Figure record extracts
::::

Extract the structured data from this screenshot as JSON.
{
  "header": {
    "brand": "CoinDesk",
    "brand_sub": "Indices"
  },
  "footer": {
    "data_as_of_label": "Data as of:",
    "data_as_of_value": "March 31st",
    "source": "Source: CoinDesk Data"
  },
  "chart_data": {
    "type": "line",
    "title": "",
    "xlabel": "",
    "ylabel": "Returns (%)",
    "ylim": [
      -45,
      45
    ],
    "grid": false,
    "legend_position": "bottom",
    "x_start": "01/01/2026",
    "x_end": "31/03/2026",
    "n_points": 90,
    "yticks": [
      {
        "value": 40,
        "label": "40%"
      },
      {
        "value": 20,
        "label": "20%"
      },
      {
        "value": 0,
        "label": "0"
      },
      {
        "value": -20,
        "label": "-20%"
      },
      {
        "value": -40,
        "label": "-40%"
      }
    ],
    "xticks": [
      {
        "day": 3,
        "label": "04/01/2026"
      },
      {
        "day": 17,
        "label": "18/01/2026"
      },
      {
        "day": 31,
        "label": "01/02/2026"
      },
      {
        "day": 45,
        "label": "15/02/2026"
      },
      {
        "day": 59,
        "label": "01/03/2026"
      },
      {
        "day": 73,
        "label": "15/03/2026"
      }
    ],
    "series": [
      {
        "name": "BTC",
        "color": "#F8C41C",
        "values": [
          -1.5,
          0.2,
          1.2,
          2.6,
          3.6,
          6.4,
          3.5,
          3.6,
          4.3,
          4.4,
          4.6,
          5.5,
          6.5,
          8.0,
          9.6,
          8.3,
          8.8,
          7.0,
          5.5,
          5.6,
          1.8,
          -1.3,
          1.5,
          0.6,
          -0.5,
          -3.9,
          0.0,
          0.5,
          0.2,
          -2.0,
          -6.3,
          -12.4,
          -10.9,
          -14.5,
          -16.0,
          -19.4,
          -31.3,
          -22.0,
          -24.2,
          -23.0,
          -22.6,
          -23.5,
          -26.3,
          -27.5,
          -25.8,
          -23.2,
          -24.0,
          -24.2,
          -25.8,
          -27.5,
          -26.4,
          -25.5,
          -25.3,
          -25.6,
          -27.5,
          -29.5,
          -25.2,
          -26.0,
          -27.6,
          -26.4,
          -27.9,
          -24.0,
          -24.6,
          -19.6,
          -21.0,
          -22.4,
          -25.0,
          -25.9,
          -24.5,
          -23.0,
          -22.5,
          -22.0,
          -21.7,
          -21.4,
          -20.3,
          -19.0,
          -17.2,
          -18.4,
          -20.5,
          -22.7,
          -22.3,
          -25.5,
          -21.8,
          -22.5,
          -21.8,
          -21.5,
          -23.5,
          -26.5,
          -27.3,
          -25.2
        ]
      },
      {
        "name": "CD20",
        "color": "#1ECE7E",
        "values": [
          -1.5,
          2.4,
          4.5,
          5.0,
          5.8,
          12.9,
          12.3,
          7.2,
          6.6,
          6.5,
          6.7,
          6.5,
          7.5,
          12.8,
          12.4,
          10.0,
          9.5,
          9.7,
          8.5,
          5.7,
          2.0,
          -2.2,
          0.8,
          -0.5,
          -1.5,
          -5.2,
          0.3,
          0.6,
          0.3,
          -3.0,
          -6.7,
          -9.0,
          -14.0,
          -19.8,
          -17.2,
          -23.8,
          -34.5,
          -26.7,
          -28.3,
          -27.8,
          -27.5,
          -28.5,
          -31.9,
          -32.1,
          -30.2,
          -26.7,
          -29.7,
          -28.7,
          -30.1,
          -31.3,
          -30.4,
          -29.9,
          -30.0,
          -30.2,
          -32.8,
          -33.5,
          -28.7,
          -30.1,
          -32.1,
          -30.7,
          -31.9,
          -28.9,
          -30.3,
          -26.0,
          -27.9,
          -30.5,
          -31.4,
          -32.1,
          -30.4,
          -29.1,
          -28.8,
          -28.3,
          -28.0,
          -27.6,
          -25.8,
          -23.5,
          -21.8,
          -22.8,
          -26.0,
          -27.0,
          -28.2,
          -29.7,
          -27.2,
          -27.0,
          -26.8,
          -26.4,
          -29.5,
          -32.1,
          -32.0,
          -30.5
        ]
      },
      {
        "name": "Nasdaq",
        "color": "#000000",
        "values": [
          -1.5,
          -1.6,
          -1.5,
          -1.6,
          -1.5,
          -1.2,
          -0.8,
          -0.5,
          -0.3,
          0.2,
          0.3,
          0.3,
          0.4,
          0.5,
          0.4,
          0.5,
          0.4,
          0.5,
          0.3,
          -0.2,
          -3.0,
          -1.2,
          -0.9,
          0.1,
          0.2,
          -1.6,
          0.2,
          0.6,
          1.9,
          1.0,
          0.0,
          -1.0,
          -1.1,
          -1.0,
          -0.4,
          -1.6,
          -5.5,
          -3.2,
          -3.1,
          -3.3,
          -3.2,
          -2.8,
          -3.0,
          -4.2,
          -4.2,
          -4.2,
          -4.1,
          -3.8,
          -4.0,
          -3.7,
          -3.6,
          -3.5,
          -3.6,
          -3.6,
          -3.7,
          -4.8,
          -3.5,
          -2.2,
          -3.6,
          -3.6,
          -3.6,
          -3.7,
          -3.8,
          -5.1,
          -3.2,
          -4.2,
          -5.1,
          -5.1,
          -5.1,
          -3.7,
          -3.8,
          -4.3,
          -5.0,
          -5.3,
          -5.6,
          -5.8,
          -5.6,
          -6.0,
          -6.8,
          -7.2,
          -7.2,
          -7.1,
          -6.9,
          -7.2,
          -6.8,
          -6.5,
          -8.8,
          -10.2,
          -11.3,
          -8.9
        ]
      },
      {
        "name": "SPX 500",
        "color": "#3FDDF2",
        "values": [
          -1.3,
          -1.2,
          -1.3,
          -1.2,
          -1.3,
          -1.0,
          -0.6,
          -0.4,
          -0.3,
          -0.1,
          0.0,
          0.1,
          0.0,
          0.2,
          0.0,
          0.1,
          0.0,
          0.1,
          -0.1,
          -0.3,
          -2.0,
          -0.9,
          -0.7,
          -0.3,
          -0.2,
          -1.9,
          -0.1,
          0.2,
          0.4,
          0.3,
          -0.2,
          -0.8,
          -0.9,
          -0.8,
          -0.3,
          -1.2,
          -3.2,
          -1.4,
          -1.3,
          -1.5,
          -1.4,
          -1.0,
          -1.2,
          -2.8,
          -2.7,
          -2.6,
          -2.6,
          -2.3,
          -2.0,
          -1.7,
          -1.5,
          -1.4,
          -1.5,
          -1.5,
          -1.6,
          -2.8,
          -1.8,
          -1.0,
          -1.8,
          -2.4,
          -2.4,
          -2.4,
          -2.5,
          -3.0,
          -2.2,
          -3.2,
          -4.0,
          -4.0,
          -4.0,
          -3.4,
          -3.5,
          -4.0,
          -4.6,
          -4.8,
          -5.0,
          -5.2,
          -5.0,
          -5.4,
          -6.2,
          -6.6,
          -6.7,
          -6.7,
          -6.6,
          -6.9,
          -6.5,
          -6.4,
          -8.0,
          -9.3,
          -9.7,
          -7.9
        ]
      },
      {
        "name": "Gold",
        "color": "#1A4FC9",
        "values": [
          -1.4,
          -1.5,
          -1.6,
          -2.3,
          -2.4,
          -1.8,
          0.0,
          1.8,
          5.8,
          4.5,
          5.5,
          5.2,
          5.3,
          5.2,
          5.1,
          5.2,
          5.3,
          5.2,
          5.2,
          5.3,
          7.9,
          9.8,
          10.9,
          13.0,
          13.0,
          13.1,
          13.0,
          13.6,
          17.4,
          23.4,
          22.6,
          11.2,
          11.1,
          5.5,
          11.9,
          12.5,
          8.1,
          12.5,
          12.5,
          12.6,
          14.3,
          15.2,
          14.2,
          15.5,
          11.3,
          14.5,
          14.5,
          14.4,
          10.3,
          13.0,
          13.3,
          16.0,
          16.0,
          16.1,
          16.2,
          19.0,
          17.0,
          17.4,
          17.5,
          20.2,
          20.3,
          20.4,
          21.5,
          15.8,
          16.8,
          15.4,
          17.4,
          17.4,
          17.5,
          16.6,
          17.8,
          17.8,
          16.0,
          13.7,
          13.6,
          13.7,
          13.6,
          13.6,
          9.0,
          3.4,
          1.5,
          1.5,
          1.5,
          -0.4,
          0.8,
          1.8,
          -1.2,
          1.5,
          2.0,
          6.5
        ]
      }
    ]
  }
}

::::

◆ **Work to be completed**: Review the preceding data and report every line that includes the string "CoinDesk".

◆ **Response for this exercise**:
    "brand": "CoinDesk",
    "source": "Source: CoinDesk Data"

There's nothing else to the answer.